→ Exercise objective: From the listing below, extract each line containing the string "استفاده".

→ Records to process:
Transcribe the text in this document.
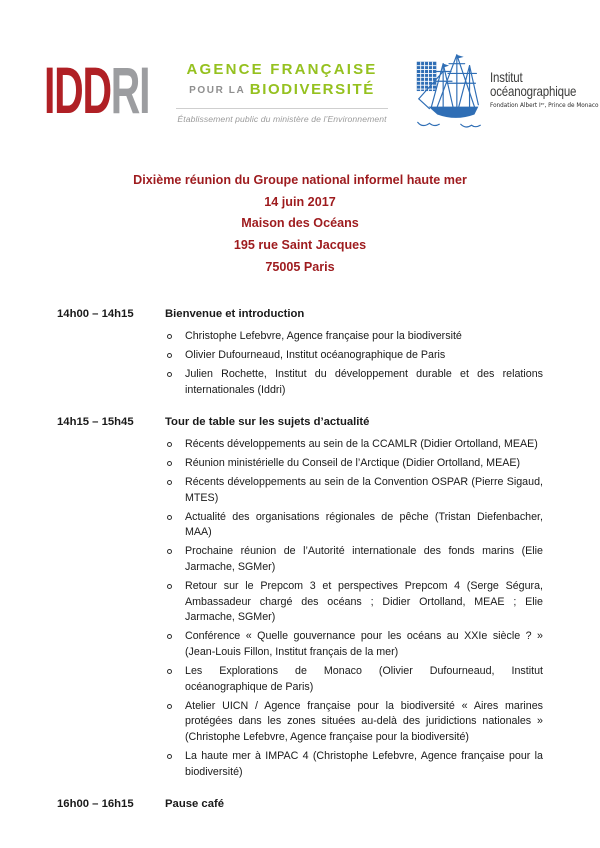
IDDRI	AGENCE FRANÇAISE
POUR LA BIODIVERSITÉ
Établissement public du ministère de l’Environnement
Institut
océanographique
Fondation Albert Iᵉʳ, Prince de Monaco
Dixième réunion du Groupe national informel haute mer
14 juin 2017
Maison des Océans
195 rue Saint Jacques
75005 Paris
14h00 – 14h15	Bienvenue et introduction
Christophe Lefebvre, Agence française pour la biodiversité
Olivier Dufourneaud, Institut océanographique de Paris
Julien Rochette, Institut du développement durable et des relations internationales (Iddri)
14h15 – 15h45	Tour de table sur les sujets d’actualité
Récents développements au sein de la CCAMLR (Didier Ortolland, MEAE)
Réunion ministérielle du Conseil de l’Arctique (Didier Ortolland, MEAE)
Récents développements au sein de la Convention OSPAR (Pierre Sigaud, MTES)
Actualité des organisations régionales de pêche (Tristan Diefenbacher, MAA)
Prochaine réunion de l’Autorité internationale des fonds marins (Elie Jarmache, SGMer)
Retour sur le Prepcom 3 et perspectives Prepcom 4 (Serge Ségura, Ambassadeur chargé des océans ; Didier Ortolland, MEAE ; Elie Jarmache, SGMer)
Conférence « Quelle gouvernance pour les océans au XXIe siècle ? » (Jean-Louis Fillon, Institut français de la mer)
Les Explorations de Monaco (Olivier Dufourneaud, Institut océanographique de Paris)
Atelier UICN / Agence française pour la biodiversité « Aires marines protégées dans les zones situées au-delà des juridictions nationales » (Christophe Lefebvre, Agence française pour la biodiversité)
La haute mer à IMPAC 4 (Christophe Lefebvre, Agence française pour la biodiversité)
16h00 – 16h15	Pause café
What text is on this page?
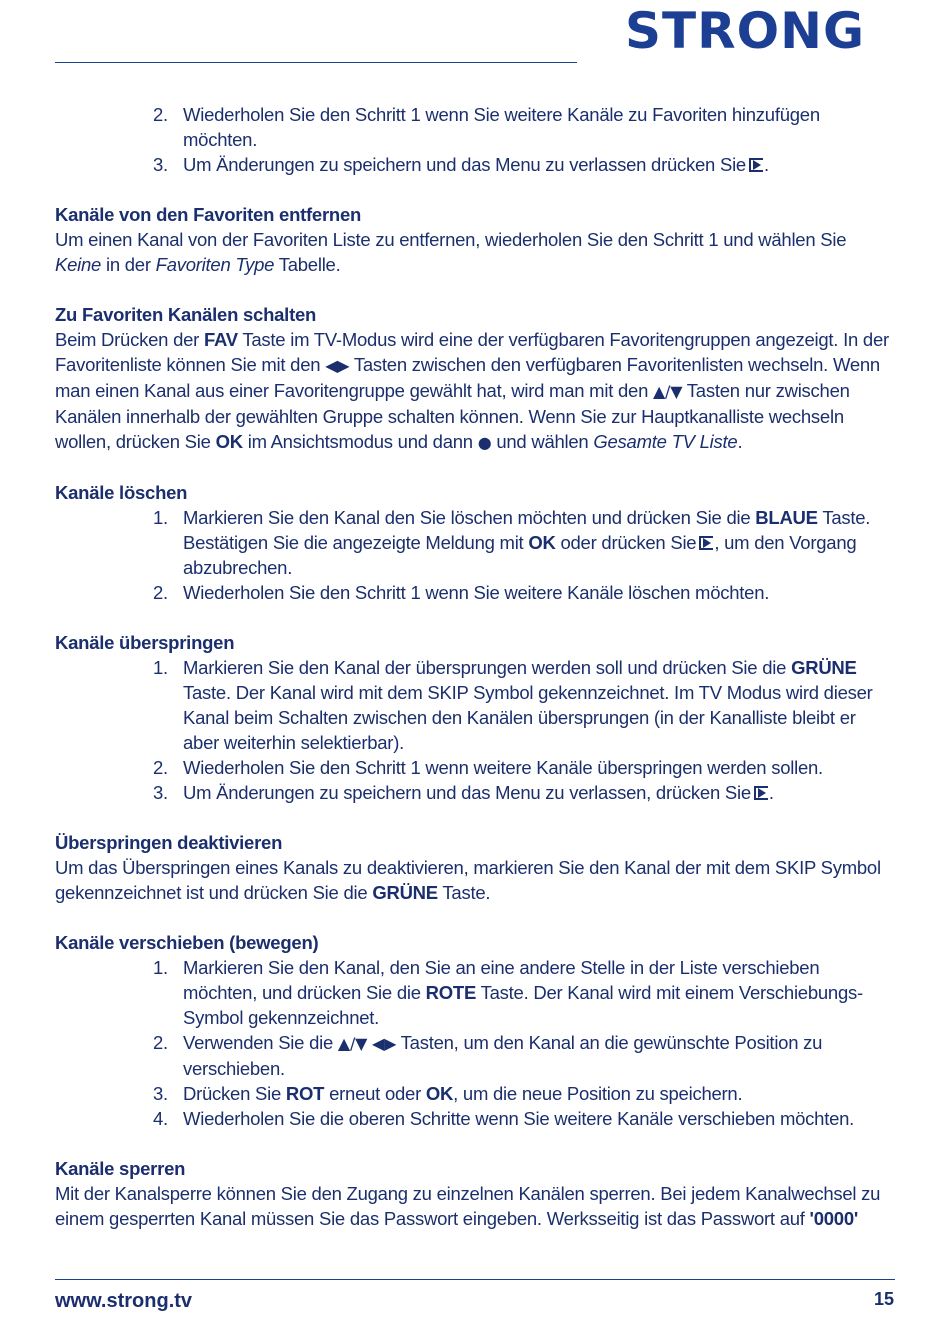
STRONG
2. Wiederholen Sie den Schritt 1 wenn Sie weitere Kanäle zu Favoriten hinzufügen möchten.
3. Um Änderungen zu speichern und das Menu zu verlassen drücken Sie .

Kanäle von den Favoriten entfernen

Um einen Kanal von der Favoriten Liste zu entfernen, wiederholen Sie den Schritt 1 und wählen Sie Keine in der Favoriten Type Tabelle.

Zu Favoriten Kanälen schalten

Beim Drücken der FAV Taste im TV-Modus wird eine der verfügbaren Favoritengruppen angezeigt. In der Favoritenliste können Sie mit den ◀▶ Tasten zwischen den verfügbaren Favoritenlisten wechseln. Wenn man einen Kanal aus einer Favoritengruppe gewählt hat, wird man mit den ▲/▼ Tasten nur zwischen Kanälen innerhalb der gewählten Gruppe schalten können. Wenn Sie zur Hauptkanalliste wechseln wollen, drücken Sie OK im Ansichtsmodus und dann ● und wählen Gesamte TV Liste.

Kanäle löschen

1. Markieren Sie den Kanal den Sie löschen möchten und drücken Sie die BLAUE Taste. Bestätigen Sie die angezeigte Meldung mit OK oder drücken Sie , um den Vorgang abzubrechen.
2. Wiederholen Sie den Schritt 1 wenn Sie weitere Kanäle löschen möchten.

Kanäle überspringen

1. Markieren Sie den Kanal der übersprungen werden soll und drücken Sie die GRÜNE Taste. Der Kanal wird mit dem SKIP Symbol gekennzeichnet. Im TV Modus wird dieser Kanal beim Schalten zwischen den Kanälen übersprungen (in der Kanalliste bleibt er aber weiterhin selektierbar).
2. Wiederholen Sie den Schritt 1 wenn weitere Kanäle überspringen werden sollen.
3. Um Änderungen zu speichern und das Menu zu verlassen, drücken Sie .

Überspringen deaktivieren

Um das Überspringen eines Kanals zu deaktivieren, markieren Sie den Kanal der mit dem SKIP Symbol gekennzeichnet ist und drücken Sie die GRÜNE Taste.

Kanäle verschieben (bewegen)

1. Markieren Sie den Kanal, den Sie an eine andere Stelle in der Liste verschieben möchten, und drücken Sie die ROTE Taste. Der Kanal wird mit einem Verschiebungs-Symbol gekennzeichnet.
2. Verwenden Sie die ▲/▼ ◀▶ Tasten, um den Kanal an die gewünschte Position zu verschieben.
3. Drücken Sie ROT erneut oder OK, um die neue Position zu speichern.
4. Wiederholen Sie die oberen Schritte wenn Sie weitere Kanäle verschieben möchten.

Kanäle sperren

Mit der Kanalsperre können Sie den Zugang zu einzelnen Kanälen sperren. Bei jedem Kanalwechsel zu einem gesperrten Kanal müssen Sie das Passwort eingeben. Werksseitig ist das Passwort auf '0000'

www.strong.tv	15
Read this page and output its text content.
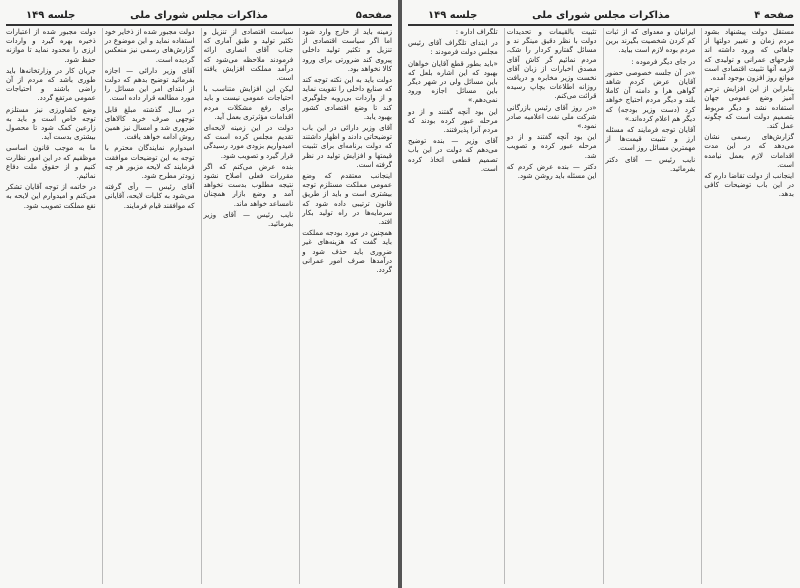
صفحه۵
مذاکرات مجلس شورای ملی
جلسه ۱۴۹

زمینه باید از خارج وارد شود اما اگر سیاست اقتصادی از تنزیل و تکثیر تولید داخلی پیروی کند ضرورتی برای ورود کالا نخواهد بود.

دولت باید به این نکته توجه کند که صنایع داخلی را تقویت نماید و از واردات بی‌رویه جلوگیری کند تا وضع اقتصادی کشور بهبود یابد.

آقای وزیر دارائی در این باب توضیحاتی دادند و اظهار داشتند که دولت برنامه‌ای برای تثبیت قیمتها و افزایش تولید در نظر گرفته است.

اینجانب معتقدم که وضع عمومی مملکت مستلزم توجه بیشتری است و باید از طریق قانون ترتیبی داده شود که سرمایه‌ها در راه تولید بکار افتد.

همچنین در مورد بودجه مملکت باید گفت که هزینه‌های غیر ضروری باید حذف شود و درآمدها صرف امور عمرانی گردد.

سیاست اقتصادی از تنزیل و تکثیر تولید و طبق آماری که جناب آقای انصاری ارائه فرمودند ملاحظه می‌شود که درآمد مملکت افزایش یافته است.

لیکن این افزایش متناسب با احتیاجات عمومی نیست و باید برای رفع مشکلات مردم اقدامات مؤثرتری بعمل آید.

دولت در این زمینه لایحه‌ای تقدیم مجلس کرده است که امیدواریم بزودی مورد رسیدگی قرار گیرد و تصویب شود.

بنده عرض می‌کنم که اگر مقررات فعلی اصلاح نشود نتیجه مطلوب بدست نخواهد آمد و وضع بازار همچنان نامساعد خواهد ماند.

نایب رئیس — آقای وزیر بفرمائید.

دولت مجبور شده از ذخایر خود استفاده نماید و این موضوع در گزارش‌های رسمی نیز منعکس گردیده است.

آقای وزیر دارائی — اجازه بفرمائید توضیح بدهم که دولت از ابتدای امر این مسائل را مورد مطالعه قرار داده است.

در سال گذشته مبلغ قابل توجهی صرف خرید کالاهای ضروری شد و امسال نیز همین روش ادامه خواهد یافت.

امیدوارم نمایندگان محترم با توجه به این توضیحات موافقت فرمایند که لایحه مزبور هر چه زودتر مطرح شود.

آقای رئیس — رأی گرفته می‌شود به کلیات لایحه، آقایانی که موافقند قیام فرمایند.

دولت مجبور شده از اعتبارات ذخیره بهره گیرد و واردات ارزی را محدود نماید تا موازنه حفظ شود.

جریان کار در وزارتخانه‌ها باید طوری باشد که مردم از آن راضی باشند و احتیاجات عمومی مرتفع گردد.

وضع کشاورزی نیز مستلزم توجه خاص است و باید به زارعین کمک شود تا محصول بیشتری بدست آید.

ما به موجب قانون اساسی موظفیم که در این امور نظارت کنیم و از حقوق ملت دفاع نمائیم.

در خاتمه از توجه آقایان تشکر می‌کنم و امیدوارم این لایحه به نفع مملکت تصویب شود.

صفحه ۴
مذاکرات مجلس شورای ملی
جلسه ۱۴۹

مستقل دولت پیشنهاد بشود مردم زمان و تغییر دولتها از جاهائی که ورود داشته اند طرحهای عمرانی و تولیدی که لازمه آنها تثبیت اقتصادی است موانع روز افزون بوجود آمده.

بنابراین از این افزایش ترحم آمیز وضع عمومی جهان استفاده نشد و دیگر مربوط بتصمیم دولت است که چگونه عمل کند.

گزارش‌های رسمی نشان می‌دهد که در این مدت اقدامات لازم بعمل نیامده است.

اینجانب از دولت تقاضا دارم که در این باب توضیحات کافی بدهد.

ایرانیان و معدوای که از ثبات کم کردن شخصیت بگیرند برین مردم بوده لازم است بیاید.

در جای دیگر فرموده :

«در آن جلسه خصوصی حضور آقایان عرض کردم شاهد گواهی هرا و دامنه آن کاملا بلند و دیگر مردم احتیاج خواهد کرد (دست وزیر بودجه) که دیگر هم اعلام کرده‌اند.»

آقایان توجه فرمایند که مسئله ارز و تثبیت قیمت‌ها از مهمترین مسائل روز است.

نایب رئیس — آقای دکتر بفرمائید.

تثبیت بالقیمات و تحدیدات دولت با نظر دقیق مینگر ند و مسائل گفتارو کردار را شک، مردم نمائیم گر کاش آقای مصدق اخبارات از زبان آقای نخست وزیر مخابره و دریافت روزانه اطلاعات بچاپ رسیده قرائت می‌کنم.

«در روز آقای رئیس بازرگانی شرکت ملی نفت اعلامیه صادر نمود.»

این بود آنچه گفتند و از دو مرحله عبور کرده و تصویب شد.

دکتر — بنده عرض کردم که این مسئله باید روشن شود.

تلگراف اداره :

در ابتدای تلگراف آقای رئیس مجلس دولت فرمودند :

«باید بطور قطع آقایان خواهان بهبود که این اشاره بلعل که باین مسائل ولی در شهر دیگر باین مسائل اجازه ورود نمی‌دهم.»

این بود آنچه گفتند و از دو مرحله عبور کرده بودند که مردم آنرا پذیرفتند.

آقای وزیر — بنده توضیح می‌دهم که دولت در این باب تصمیم قطعی اتخاذ کرده است.
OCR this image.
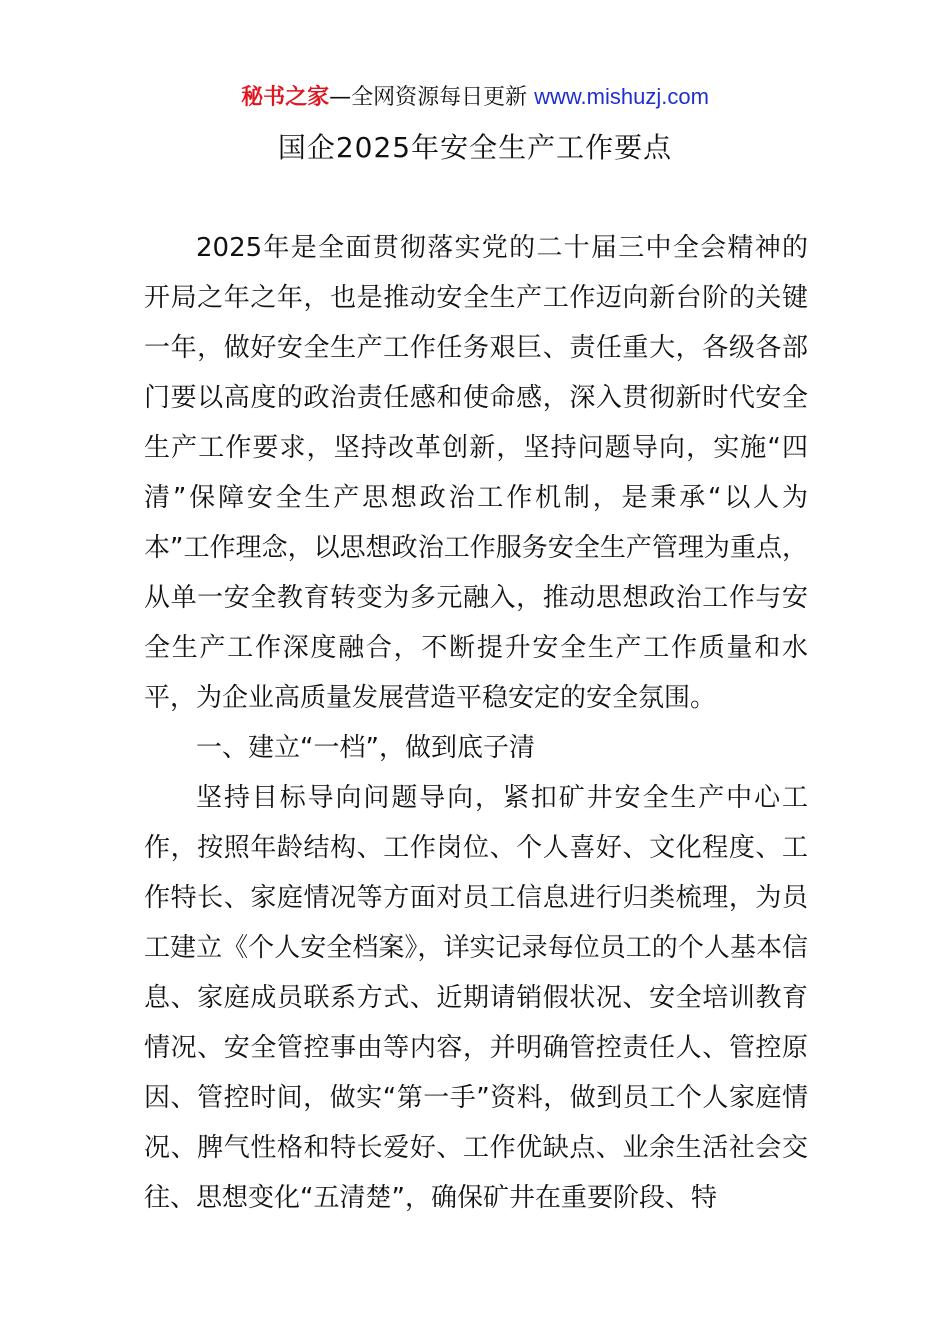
秘书之家—全网资源每日更新 www.mishuzj.com
国企2025年安全生产工作要点

2025年是全面贯彻落实党的二十届三中全会精神的开局之年之年，也是推动安全生产工作迈向新台阶的关键一年，做好安全生产工作任务艰巨、责任重大，各级各部门要以高度的政治责任感和使命感，深入贯彻新时代安全生产工作要求，坚持改革创新，坚持问题导向，实施“四清”保障安全生产思想政治工作机制，是秉承“以人为本”工作理念，以思想政治工作服务安全生产管理为重点，从单一安全教育转变为多元融入，推动思想政治工作与安全生产工作深度融合，不断提升安全生产工作质量和水平，为企业高质量发展营造平稳安定的安全氛围。

一、建立“一档”，做到底子清

坚持目标导向问题导向，紧扣矿井安全生产中心工作，按照年龄结构、工作岗位、个人喜好、文化程度、工作特长、家庭情况等方面对员工信息进行归类梳理，为员工建立《个人安全档案》，详实记录每位员工的个人基本信息、家庭成员联系方式、近期请销假状况、安全培训教育情况、安全管控事由等内容，并明确管控责任人、管控原因、管控时间，做实“第一手”资料，做到员工个人家庭情况、脾气性格和特长爱好、工作优缺点、业余生活社会交往、思想变化“五清楚”，确保矿井在重要阶段、特
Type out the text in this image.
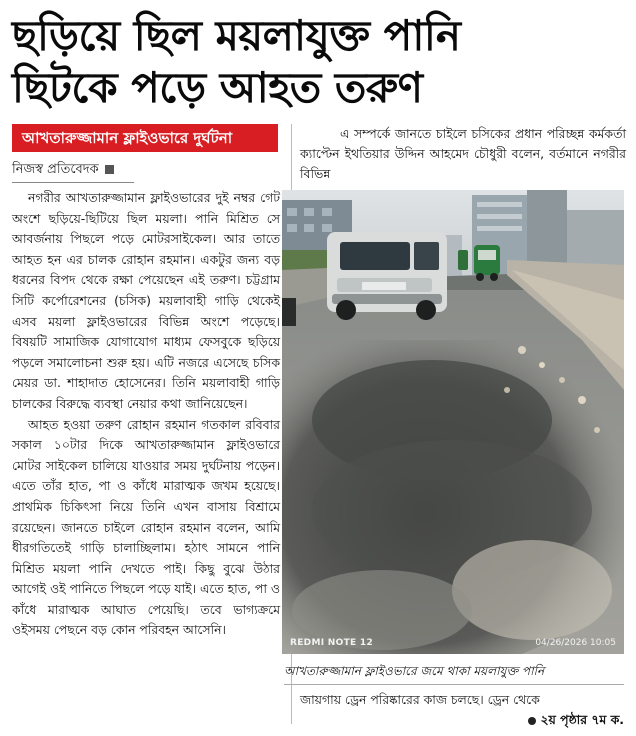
ছড়িয়ে ছিল ময়লাযুক্ত পানি
ছিটকে পড়ে আহত তরুণ
আখতারুজ্জামান ফ্লাইওভারে দুর্ঘটনা
নিজস্ব প্রতিবেদক

নগরীর আখতারুজ্জামান ফ্লাইওভারের দুই নম্বর গেট অংশে ছড়িয়ে-ছিটিয়ে ছিল ময়লা। পানি মিশ্রিত সে আবর্জনায় পিছলে পড়ে মোটরসাইকেল। আর তাতে আহত হন এর চালক রোহান রহমান। একটুর জন্য বড় ধরনের বিপদ থেকে রক্ষা পেয়েছেন এই তরুণ। চট্টগ্রাম সিটি কর্পোরেশনের (চসিক) ময়লাবাহী গাড়ি থেকেই এসব ময়লা ফ্লাইওভারের বিভিন্ন অংশে পড়েছে। বিষয়টি সামাজিক যোগাযোগ মাধ্যম ফেসবুকে ছড়িয়ে পড়লে সমালোচনা শুরু হয়। এটি নজরে এসেছে চসিক মেয়র ডা. শাহাদাত হোসেনের। তিনি ময়লাবাহী গাড়ি চালকের বিরুদ্ধে ব্যবস্থা নেয়ার কথা জানিয়েছেন।

আহত হওয়া তরুণ রোহান রহমান গতকাল রবিবার সকাল ১০টার দিকে আখতারুজ্জামান ফ্লাইওভারে মোটর সাইকেল চালিয়ে যাওয়ার সময় দুর্ঘটনায় পড়েন। এতে তাঁর হাত, পা ও কাঁধে মারাত্মক জখম হয়েছে। প্রাথমিক চিকিৎসা নিয়ে তিনি এখন বাসায় বিশ্রামে রয়েছেন। জানতে চাইলে রোহান রহমান বলেন, আমি ধীরগতিতেই গাড়ি চালাচ্ছিলাম। হঠাৎ সামনে পানি মিশ্রিত ময়লা পানি দেখতে পাই। কিছু বুঝে উঠার আগেই ওই পানিতে পিছলে পড়ে যাই। এতে হাত, পা ও কাঁধে মারাত্মক আঘাত পেয়েছি। তবে ভাগ্যক্রমে ওইসময় পেছনে বড় কোন পরিবহন আসেনি।

এ সম্পর্কে জানতে চাইলে চসিকের প্রধান পরিচ্ছন্ন কর্মকর্তা ক্যাপ্টেন ইথতিয়ার উদ্দিন আহমেদ চৌধুরী বলেন, বর্তমানে নগরীর বিভিন্ন

REDMI NOTE 12	04/26/2026 10:05
আখতারুজ্জামান ফ্লাইওভারে জমে থাকা ময়লাযুক্ত পানি

জায়গায় ড্রেন পরিষ্কারের কাজ চলছে। ড্রেন থেকে

২য় পৃষ্ঠার ৭ম ক.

→ Complete answer:
دولت مجبور شده از ذخایر خود استفاده نماید و این موضوع در گزارش‌های رسمی نیز منعکس گردیده است.
بنابراین از این افزایش ترحم آمیز وضع عمومی جهان استفاده نشد و دیگر مربوط بتصمیم دولت است که چگونه عمل کند.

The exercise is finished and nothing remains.